(Records contained in a dataset)
-- start --

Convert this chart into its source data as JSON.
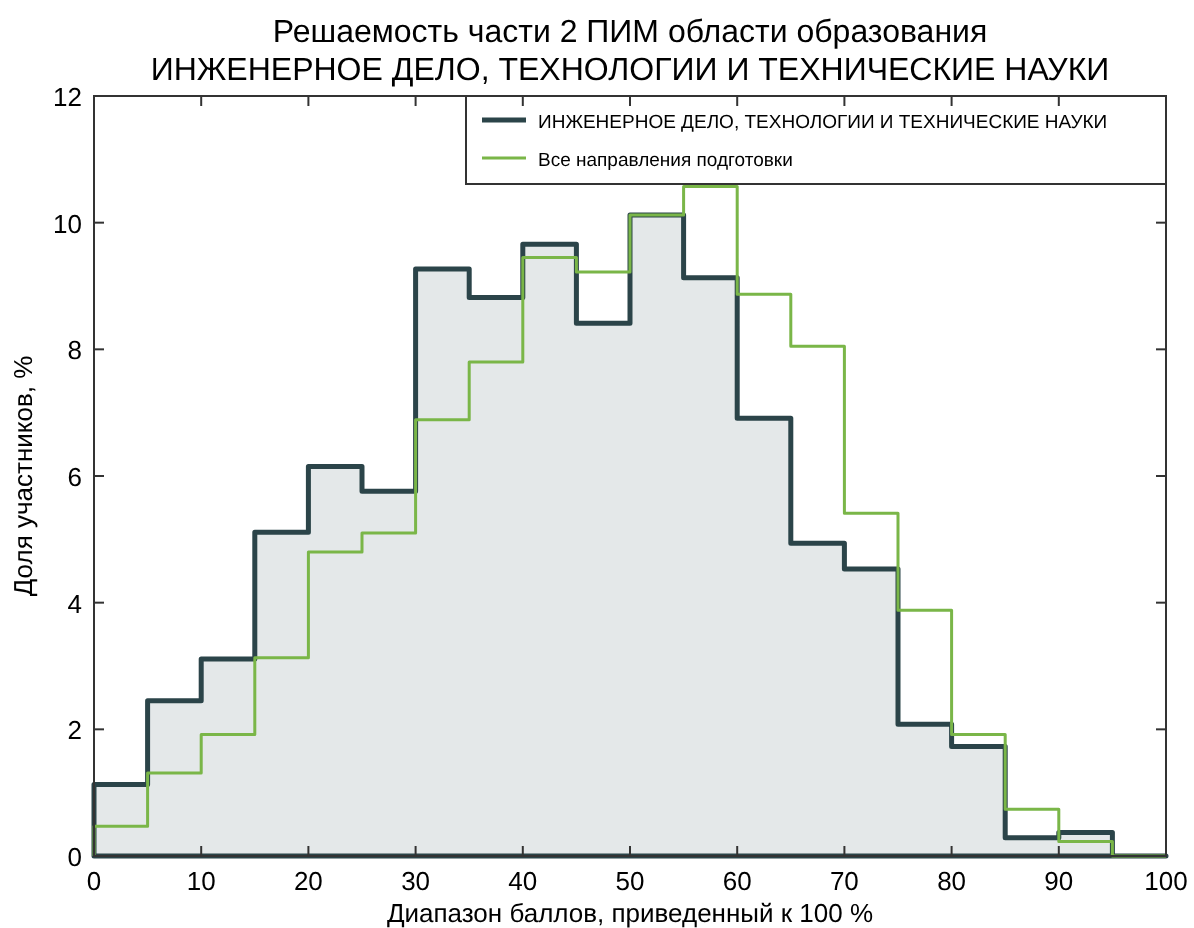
{
  "chart_data": {
    "type": "histogram",
    "title": "Решаемость части 2 ПИМ области образования\nИНЖЕНЕРНОЕ ДЕЛО, ТЕХНОЛОГИИ И ТЕХНИЧЕСКИЕ НАУКИ",
    "xlabel": "Диапазон баллов, приведенный к 100 %",
    "ylabel": "Доля участников, %",
    "bins": [
      0,
      5,
      10,
      15,
      20,
      25,
      30,
      35,
      40,
      45,
      50,
      55,
      60,
      65,
      70,
      75,
      80,
      85,
      90,
      95,
      100
    ],
    "series": [
      {
        "name": "ИНЖЕНЕРНОЕ ДЕЛО, ТЕХНОЛОГИИ И ТЕХНИЧЕСКИЕ НАУКИ",
        "color": "#2b4449",
        "values": [
          1.13,
          2.45,
          3.11,
          5.11,
          6.15,
          5.76,
          9.27,
          8.82,
          9.66,
          8.41,
          10.12,
          9.13,
          6.91,
          4.94,
          4.53,
          2.08,
          1.73,
          0.29,
          0.37,
          0
        ]
      },
      {
        "name": "Все направления подготовки",
        "color": "#7ab648",
        "values": [
          0.47,
          1.31,
          1.92,
          3.13,
          4.8,
          5.1,
          6.89,
          7.8,
          9.45,
          9.22,
          10.12,
          10.57,
          8.87,
          8.05,
          5.41,
          3.88,
          1.92,
          0.74,
          0.23,
          0
        ]
      }
    ],
    "xlim": [
      0,
      100
    ],
    "xticks": [
      0,
      10,
      20,
      30,
      40,
      50,
      60,
      70,
      80,
      90,
      100
    ],
    "ylim": [
      0,
      12
    ],
    "yticks": [
      0,
      2,
      4,
      6,
      8,
      10,
      12
    ],
    "legend": "top right",
    "grid": false
  }
}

-- end --

• **Exercise details**
Omit each picture, then return all of the listing exactly as it stands.

• **The response**
Convert this chart into its source data as JSON.
{
  "chart_data": {
    "type": "histogram",
    "title": "Решаемость части 2 ПИМ области образования\nИНЖЕНЕРНОЕ ДЕЛО, ТЕХНОЛОГИИ И ТЕХНИЧЕСКИЕ НАУКИ",
    "xlabel": "Диапазон баллов, приведенный к 100 %",
    "ylabel": "Доля участников, %",
    "bins": [
      0,
      5,
      10,
      15,
      20,
      25,
      30,
      35,
      40,
      45,
      50,
      55,
      60,
      65,
      70,
      75,
      80,
      85,
      90,
      95,
      100
    ],
    "series": [
      {
        "name": "ИНЖЕНЕРНОЕ ДЕЛО, ТЕХНОЛОГИИ И ТЕХНИЧЕСКИЕ НАУКИ",
        "color": "#2b4449",
        "values": [
          1.13,
          2.45,
          3.11,
          5.11,
          6.15,
          5.76,
          9.27,
          8.82,
          9.66,
          8.41,
          10.12,
          9.13,
          6.91,
          4.94,
          4.53,
          2.08,
          1.73,
          0.29,
          0.37,
          0
        ]
      },
      {
        "name": "Все направления подготовки",
        "color": "#7ab648",
        "values": [
          0.47,
          1.31,
          1.92,
          3.13,
          4.8,
          5.1,
          6.89,
          7.8,
          9.45,
          9.22,
          10.12,
          10.57,
          8.87,
          8.05,
          5.41,
          3.88,
          1.92,
          0.74,
          0.23,
          0
        ]
      }
    ],
    "xlim": [
      0,
      100
    ],
    "xticks": [
      0,
      10,
      20,
      30,
      40,
      50,
      60,
      70,
      80,
      90,
      100
    ],
    "ylim": [
      0,
      12
    ],
    "yticks": [
      0,
      2,
      4,
      6,
      8,
      10,
      12
    ],
    "legend": "top right",
    "grid": false
  }
}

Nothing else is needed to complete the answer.